▶ THE TASK: Identify each line holding the string "performances" and copy it.

▶

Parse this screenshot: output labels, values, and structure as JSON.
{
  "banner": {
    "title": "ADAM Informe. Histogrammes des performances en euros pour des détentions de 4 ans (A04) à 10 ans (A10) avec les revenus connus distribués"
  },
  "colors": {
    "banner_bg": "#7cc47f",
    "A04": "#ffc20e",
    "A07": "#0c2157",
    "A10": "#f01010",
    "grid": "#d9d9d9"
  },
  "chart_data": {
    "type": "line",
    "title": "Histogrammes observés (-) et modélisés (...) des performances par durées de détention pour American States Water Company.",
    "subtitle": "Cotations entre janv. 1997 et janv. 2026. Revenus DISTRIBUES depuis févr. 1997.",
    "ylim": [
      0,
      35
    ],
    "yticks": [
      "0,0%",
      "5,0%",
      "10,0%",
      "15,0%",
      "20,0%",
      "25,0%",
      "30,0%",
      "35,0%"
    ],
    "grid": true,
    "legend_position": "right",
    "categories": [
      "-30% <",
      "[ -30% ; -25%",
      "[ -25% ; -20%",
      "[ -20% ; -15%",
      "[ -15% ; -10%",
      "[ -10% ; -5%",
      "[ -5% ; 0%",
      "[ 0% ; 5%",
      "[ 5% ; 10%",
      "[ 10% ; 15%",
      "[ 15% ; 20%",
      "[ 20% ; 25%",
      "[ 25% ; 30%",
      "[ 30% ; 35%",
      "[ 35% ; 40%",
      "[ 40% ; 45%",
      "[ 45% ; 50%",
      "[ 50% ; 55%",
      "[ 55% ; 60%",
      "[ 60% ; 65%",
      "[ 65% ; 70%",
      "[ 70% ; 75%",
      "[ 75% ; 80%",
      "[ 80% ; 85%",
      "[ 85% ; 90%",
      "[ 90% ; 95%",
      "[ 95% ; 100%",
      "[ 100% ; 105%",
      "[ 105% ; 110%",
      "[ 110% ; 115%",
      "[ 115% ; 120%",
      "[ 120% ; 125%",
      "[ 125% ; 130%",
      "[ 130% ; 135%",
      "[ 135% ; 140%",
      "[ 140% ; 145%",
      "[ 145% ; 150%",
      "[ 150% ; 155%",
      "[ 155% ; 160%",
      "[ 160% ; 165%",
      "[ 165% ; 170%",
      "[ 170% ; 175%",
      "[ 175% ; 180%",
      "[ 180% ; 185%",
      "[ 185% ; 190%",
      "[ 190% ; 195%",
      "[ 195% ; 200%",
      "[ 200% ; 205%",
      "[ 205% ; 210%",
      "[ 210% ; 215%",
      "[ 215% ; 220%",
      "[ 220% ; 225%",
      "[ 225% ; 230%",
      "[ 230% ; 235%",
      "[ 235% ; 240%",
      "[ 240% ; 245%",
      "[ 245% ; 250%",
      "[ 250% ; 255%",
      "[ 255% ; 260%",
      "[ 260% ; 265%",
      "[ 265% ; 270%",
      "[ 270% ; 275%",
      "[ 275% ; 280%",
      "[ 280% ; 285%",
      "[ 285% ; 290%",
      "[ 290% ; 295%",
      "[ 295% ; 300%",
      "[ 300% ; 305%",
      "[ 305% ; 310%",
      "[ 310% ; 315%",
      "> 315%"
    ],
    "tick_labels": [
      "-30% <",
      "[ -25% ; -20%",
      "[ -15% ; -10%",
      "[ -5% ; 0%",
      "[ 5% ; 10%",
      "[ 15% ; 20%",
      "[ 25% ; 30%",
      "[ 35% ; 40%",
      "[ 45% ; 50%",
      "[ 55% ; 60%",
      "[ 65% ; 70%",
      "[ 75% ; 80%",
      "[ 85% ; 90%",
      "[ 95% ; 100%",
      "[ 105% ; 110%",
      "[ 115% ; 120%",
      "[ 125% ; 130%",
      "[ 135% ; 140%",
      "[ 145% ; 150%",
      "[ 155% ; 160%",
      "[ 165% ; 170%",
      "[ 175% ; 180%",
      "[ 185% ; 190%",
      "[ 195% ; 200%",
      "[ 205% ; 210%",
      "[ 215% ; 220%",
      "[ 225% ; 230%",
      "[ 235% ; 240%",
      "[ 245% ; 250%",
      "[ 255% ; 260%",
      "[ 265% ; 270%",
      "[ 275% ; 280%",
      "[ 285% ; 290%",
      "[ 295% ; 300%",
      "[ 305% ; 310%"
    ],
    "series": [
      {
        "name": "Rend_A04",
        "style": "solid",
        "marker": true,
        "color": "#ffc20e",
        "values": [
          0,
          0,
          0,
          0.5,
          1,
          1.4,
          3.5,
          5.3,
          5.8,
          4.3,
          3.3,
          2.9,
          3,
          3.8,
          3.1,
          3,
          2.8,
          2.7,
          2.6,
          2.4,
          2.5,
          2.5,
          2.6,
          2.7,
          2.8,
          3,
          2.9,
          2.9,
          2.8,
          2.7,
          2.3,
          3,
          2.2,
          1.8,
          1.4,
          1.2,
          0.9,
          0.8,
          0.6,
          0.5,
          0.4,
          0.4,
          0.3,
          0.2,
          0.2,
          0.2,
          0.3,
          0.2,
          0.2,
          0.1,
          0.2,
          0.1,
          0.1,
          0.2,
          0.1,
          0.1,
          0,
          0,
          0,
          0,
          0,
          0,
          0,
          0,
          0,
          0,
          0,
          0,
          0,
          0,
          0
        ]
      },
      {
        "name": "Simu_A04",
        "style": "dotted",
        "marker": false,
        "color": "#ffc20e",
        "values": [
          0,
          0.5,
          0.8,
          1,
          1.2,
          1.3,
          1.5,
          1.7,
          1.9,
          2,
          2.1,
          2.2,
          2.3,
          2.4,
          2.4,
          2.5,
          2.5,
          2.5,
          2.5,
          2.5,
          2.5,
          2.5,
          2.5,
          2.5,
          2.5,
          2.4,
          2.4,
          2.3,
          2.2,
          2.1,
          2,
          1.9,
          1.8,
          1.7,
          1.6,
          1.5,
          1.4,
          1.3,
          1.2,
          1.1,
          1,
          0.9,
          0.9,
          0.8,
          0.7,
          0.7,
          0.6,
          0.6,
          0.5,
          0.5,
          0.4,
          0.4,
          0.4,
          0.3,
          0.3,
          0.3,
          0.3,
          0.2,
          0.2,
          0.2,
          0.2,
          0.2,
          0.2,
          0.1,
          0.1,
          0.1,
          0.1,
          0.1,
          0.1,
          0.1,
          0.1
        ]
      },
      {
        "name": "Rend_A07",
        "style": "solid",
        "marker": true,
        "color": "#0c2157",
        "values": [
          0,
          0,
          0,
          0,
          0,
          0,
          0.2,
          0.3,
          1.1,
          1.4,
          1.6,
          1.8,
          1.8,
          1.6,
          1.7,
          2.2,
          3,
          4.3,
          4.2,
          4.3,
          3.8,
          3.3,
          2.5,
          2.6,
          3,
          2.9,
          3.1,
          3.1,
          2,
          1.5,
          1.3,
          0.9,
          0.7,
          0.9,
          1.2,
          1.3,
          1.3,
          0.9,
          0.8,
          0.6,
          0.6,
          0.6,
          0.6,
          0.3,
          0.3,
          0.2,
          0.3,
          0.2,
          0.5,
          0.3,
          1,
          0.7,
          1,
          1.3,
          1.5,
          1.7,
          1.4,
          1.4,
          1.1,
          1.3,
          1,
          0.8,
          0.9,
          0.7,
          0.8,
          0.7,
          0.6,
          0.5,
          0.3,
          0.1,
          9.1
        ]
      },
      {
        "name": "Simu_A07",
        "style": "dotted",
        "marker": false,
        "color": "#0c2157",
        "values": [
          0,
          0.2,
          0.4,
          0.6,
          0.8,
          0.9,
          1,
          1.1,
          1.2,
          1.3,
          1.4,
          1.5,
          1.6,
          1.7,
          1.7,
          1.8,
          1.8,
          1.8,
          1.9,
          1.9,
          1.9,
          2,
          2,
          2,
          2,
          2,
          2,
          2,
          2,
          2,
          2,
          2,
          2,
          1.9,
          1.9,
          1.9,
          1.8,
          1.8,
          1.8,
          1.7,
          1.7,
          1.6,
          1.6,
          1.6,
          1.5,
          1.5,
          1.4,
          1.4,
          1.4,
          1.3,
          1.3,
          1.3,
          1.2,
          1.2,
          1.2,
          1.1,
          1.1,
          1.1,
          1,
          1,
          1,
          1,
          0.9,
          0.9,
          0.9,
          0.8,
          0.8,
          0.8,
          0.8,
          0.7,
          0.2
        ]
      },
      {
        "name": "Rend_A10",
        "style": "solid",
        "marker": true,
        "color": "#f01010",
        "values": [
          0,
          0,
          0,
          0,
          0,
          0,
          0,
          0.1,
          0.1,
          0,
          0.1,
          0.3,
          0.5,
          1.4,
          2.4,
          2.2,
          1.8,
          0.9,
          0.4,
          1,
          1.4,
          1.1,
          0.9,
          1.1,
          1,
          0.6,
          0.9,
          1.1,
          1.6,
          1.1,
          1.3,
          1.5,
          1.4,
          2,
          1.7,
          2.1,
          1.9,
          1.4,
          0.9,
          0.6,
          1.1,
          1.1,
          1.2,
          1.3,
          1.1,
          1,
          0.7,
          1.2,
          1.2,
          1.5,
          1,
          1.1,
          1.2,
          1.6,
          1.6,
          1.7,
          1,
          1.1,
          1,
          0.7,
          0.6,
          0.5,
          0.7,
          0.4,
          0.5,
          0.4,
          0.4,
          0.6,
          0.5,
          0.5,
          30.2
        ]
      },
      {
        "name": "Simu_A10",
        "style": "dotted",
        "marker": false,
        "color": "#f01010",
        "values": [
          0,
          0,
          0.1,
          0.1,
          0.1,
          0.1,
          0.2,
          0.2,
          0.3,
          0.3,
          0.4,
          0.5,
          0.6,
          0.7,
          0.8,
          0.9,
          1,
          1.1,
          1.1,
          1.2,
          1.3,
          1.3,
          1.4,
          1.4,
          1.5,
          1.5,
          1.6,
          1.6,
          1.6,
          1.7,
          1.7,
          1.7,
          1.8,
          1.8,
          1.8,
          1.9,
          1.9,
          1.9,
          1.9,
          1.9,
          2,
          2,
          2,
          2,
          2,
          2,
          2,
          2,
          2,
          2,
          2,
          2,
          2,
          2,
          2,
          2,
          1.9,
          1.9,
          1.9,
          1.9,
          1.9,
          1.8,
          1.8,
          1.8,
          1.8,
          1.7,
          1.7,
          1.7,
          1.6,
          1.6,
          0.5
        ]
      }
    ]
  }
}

◀

▶ FINAL RESULT:
    "title": "ADAM Informe. Histogrammes des performances en euros pour des détentions de 4 ans (A04) à 10 ans (A10) avec les revenus connus distribués"
    "title": "Histogrammes observés (-) et modélisés (...) des performances par durées de détention pour American States Water Company.",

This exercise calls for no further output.